[Figure dataset records]
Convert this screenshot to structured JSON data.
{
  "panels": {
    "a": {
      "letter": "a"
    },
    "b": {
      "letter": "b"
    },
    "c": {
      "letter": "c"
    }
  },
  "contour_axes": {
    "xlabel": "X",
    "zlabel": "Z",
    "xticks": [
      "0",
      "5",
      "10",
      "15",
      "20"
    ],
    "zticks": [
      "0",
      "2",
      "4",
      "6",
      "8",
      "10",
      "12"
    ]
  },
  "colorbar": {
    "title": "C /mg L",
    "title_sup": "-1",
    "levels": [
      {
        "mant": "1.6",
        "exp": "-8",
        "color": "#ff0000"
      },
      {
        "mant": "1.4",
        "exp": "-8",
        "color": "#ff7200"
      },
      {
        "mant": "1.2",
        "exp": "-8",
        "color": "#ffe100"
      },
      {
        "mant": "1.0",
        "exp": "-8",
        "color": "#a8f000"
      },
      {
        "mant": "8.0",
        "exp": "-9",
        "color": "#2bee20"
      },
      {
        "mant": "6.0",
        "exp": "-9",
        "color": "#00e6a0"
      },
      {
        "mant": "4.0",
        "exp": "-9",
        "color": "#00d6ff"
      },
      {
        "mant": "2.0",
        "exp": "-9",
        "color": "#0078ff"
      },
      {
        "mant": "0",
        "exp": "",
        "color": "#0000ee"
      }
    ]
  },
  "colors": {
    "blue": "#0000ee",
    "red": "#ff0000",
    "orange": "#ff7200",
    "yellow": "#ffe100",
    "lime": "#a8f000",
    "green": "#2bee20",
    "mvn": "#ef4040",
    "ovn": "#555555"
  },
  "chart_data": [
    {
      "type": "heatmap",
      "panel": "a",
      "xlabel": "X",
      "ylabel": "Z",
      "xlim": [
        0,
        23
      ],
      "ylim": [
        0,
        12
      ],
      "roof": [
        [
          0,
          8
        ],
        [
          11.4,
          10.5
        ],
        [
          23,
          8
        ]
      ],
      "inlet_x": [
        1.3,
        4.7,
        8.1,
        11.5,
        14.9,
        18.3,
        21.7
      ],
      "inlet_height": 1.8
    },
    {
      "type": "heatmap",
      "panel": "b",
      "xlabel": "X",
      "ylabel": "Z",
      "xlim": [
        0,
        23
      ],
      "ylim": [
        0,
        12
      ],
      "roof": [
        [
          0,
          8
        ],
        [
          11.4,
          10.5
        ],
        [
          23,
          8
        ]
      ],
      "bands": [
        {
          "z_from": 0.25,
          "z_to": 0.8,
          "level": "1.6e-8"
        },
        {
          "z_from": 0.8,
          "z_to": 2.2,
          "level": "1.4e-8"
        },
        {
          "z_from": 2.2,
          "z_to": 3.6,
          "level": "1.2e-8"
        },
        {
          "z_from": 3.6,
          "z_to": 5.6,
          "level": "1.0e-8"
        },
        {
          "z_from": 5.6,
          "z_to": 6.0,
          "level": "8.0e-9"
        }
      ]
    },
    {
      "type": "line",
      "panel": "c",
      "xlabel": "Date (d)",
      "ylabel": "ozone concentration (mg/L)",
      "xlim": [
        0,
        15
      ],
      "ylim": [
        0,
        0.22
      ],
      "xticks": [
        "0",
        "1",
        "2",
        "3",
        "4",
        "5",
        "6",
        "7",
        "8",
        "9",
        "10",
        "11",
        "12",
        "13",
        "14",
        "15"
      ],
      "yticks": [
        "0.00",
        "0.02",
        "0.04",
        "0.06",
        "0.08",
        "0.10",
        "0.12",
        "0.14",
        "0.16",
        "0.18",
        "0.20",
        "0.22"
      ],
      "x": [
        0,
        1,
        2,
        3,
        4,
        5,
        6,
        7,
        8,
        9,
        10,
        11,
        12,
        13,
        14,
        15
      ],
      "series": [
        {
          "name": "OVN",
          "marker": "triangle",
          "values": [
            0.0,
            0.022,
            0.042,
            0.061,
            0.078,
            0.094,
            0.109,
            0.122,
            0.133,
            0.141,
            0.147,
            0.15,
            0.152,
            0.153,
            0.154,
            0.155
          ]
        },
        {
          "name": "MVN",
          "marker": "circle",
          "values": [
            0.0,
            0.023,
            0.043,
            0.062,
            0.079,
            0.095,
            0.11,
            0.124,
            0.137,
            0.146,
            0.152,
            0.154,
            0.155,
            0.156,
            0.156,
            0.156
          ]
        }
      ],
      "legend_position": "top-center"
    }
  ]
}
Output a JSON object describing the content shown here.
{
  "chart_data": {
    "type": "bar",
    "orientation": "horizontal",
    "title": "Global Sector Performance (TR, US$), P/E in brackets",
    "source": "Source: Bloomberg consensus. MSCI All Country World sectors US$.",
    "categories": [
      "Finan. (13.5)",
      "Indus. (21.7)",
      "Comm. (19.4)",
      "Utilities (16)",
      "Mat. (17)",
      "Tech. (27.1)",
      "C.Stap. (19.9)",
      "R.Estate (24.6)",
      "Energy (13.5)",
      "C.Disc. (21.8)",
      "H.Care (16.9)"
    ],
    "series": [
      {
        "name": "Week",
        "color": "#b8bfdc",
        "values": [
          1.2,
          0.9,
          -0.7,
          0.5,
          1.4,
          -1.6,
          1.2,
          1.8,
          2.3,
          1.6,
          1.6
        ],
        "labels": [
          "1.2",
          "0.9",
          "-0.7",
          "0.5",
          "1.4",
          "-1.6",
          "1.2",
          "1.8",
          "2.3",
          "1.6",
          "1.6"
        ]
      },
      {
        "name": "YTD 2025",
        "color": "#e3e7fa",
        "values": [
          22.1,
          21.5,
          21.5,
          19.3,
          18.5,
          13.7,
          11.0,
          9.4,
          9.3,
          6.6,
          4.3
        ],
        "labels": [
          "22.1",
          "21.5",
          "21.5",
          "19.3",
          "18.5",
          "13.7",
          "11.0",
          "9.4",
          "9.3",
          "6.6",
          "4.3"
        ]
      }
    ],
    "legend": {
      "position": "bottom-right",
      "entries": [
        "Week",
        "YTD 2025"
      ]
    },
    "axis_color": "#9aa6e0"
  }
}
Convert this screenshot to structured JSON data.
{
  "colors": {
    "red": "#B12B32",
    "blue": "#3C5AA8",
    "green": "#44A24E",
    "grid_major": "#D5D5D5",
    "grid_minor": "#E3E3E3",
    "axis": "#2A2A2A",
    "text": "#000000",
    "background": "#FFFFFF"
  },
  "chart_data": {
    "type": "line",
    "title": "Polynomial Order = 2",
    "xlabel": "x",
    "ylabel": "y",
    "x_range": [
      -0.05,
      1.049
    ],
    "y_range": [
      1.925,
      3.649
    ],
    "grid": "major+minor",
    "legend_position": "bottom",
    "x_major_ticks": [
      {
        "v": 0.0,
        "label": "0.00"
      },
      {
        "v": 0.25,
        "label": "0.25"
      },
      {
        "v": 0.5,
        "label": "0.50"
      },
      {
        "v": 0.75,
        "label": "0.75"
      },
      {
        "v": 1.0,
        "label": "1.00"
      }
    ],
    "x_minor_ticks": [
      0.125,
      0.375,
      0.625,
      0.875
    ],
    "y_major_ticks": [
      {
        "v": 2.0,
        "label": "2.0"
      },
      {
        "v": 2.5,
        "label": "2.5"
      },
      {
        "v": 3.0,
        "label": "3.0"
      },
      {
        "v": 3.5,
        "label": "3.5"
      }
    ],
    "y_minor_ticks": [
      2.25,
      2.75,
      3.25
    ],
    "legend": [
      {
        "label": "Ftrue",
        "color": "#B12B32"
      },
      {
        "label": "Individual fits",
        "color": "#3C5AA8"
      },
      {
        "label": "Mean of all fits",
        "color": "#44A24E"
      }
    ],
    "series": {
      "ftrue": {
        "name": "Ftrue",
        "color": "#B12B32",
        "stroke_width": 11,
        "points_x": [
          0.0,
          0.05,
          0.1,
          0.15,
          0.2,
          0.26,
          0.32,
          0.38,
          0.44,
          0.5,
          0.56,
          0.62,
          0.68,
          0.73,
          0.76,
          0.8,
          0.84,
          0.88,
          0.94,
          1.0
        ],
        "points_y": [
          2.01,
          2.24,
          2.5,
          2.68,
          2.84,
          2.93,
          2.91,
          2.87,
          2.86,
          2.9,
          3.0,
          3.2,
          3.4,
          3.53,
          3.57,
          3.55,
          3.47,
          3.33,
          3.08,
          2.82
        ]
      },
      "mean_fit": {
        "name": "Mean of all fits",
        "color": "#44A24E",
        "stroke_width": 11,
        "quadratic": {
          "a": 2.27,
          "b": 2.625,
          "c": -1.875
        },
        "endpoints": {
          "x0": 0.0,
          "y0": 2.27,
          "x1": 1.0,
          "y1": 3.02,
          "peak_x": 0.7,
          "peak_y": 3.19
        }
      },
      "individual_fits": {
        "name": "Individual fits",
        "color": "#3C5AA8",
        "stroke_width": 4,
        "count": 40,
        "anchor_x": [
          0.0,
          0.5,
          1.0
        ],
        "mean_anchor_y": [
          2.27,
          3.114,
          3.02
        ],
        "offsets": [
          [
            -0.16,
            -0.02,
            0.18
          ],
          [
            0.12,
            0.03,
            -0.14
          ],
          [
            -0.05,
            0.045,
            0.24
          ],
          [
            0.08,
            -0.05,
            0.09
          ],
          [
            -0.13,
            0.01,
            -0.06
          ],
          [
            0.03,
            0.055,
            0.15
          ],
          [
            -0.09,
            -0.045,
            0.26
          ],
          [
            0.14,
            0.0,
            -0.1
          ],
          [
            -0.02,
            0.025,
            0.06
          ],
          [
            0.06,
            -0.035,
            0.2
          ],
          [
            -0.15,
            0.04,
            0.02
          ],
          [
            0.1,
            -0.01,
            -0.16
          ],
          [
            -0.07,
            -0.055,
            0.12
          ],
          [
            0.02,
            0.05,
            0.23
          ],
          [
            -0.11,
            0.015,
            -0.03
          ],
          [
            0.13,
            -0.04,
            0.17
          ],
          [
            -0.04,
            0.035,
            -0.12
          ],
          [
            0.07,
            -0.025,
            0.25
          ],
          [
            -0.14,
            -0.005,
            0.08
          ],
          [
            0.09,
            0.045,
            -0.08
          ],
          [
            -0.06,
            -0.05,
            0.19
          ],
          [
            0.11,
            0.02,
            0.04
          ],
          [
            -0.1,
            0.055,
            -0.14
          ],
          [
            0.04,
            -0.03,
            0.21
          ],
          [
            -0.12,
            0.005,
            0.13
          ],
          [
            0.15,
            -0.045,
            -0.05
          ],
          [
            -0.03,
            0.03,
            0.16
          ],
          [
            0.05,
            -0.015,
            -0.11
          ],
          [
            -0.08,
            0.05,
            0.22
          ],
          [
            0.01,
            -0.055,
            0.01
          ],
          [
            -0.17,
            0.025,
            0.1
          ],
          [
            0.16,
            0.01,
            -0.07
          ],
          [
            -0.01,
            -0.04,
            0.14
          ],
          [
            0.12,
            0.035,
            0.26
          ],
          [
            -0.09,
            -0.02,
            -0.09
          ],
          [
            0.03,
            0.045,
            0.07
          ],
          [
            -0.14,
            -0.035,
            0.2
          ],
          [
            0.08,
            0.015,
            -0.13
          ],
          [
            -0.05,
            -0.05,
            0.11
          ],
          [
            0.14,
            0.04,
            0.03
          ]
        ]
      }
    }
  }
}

* [Task]: Copy out each line of the records that holds the string "mant".

* [Correct output]:
        "mant": "1.6",
        "mant": "1.4",
        "mant": "1.2",
        "mant": "1.0",
        "mant": "8.0",
        "mant": "6.0",
        "mant": "4.0",
        "mant": "2.0",
        "mant": "0",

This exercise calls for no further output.